# EXTRACT

Theresa Reidy: Truth becomes lies and lies become truth — the threat of AI in our election

Used with malicious intent, AI has the potential to cause real disruption, indeed chaos in an election.
Michael Healy-Rae is out in front this election season with his light-hearted and entertaining use of artificial intelligence (AI) to create online content which ‘seems’ to show him being endorsed by Taylor Swift and kung fu fighting with Simon Harris.
These videos are known as ‘cheap-fakes’, and Healy-Rae joins an array of politicians around the world that have used this new technology. Javier Milei, the president of Argentina, has appeared as various cartoon characters in AI-generated images, as Wolverine from the
movies, in a picture with Elon Musk, and as an animated lion taking a chainsaw to the Argentine public debt.Donald Trump posted an AI-generated image of Kamala Harris addressing a "supposed Chinese political congress" to reinforce his message she was a dangerous communist. And AI images were also used in the local and European Parliament elections earlier this year in Ireland and across the EU.

Region boundary data:
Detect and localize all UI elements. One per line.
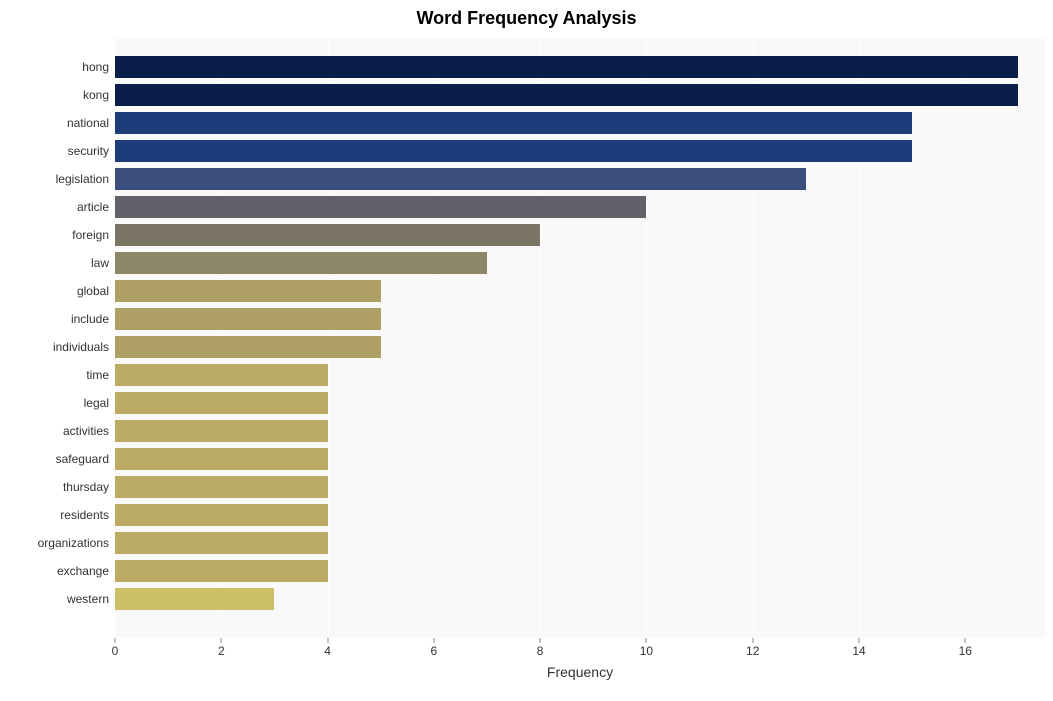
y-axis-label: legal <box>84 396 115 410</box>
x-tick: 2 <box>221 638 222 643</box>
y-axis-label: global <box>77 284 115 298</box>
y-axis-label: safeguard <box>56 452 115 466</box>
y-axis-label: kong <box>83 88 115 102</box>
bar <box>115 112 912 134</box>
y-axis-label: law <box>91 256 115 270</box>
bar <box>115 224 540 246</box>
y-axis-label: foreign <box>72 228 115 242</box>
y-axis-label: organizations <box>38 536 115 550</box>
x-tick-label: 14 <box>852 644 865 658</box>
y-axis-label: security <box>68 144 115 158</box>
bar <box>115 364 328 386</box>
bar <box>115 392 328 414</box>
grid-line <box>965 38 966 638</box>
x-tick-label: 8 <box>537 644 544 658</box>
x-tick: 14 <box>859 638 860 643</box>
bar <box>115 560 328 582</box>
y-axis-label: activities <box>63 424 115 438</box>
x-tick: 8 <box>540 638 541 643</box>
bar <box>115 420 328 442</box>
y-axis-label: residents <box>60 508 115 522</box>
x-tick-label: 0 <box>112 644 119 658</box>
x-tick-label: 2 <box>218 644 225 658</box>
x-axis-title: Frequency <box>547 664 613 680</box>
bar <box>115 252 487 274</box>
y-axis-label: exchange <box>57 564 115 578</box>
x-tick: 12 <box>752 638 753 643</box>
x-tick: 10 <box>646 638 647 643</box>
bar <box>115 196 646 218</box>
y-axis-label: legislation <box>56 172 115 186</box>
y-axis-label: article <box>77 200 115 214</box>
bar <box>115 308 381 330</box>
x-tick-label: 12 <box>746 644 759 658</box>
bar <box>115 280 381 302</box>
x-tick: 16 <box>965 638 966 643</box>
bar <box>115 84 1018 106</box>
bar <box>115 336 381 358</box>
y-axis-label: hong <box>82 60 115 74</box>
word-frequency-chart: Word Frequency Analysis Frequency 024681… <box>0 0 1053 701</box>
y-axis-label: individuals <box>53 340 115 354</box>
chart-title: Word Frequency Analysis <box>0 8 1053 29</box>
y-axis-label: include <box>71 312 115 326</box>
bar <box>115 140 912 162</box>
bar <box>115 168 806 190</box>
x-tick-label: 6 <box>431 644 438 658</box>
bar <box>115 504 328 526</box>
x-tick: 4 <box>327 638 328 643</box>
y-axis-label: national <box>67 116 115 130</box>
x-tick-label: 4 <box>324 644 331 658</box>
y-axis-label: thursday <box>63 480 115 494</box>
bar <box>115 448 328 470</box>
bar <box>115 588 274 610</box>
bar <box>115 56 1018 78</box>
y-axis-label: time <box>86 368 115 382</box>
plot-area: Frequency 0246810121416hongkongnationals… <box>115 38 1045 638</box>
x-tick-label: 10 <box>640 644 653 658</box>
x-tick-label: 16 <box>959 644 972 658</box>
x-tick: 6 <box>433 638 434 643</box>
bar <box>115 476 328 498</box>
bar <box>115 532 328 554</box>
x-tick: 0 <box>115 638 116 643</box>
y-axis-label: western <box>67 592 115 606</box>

# GIVEN INSTRUCTION
In the piece on AI in elections, list every way Javier Milei is described as having appeared in AI-generated images. The entries aren't needed for the task.

# TASK ANSWER
- As various cartoon characters
- As Wolverine from the movies
- In a picture with Elon Musk
- As an animated lion taking a chainsaw to the Argentine public debt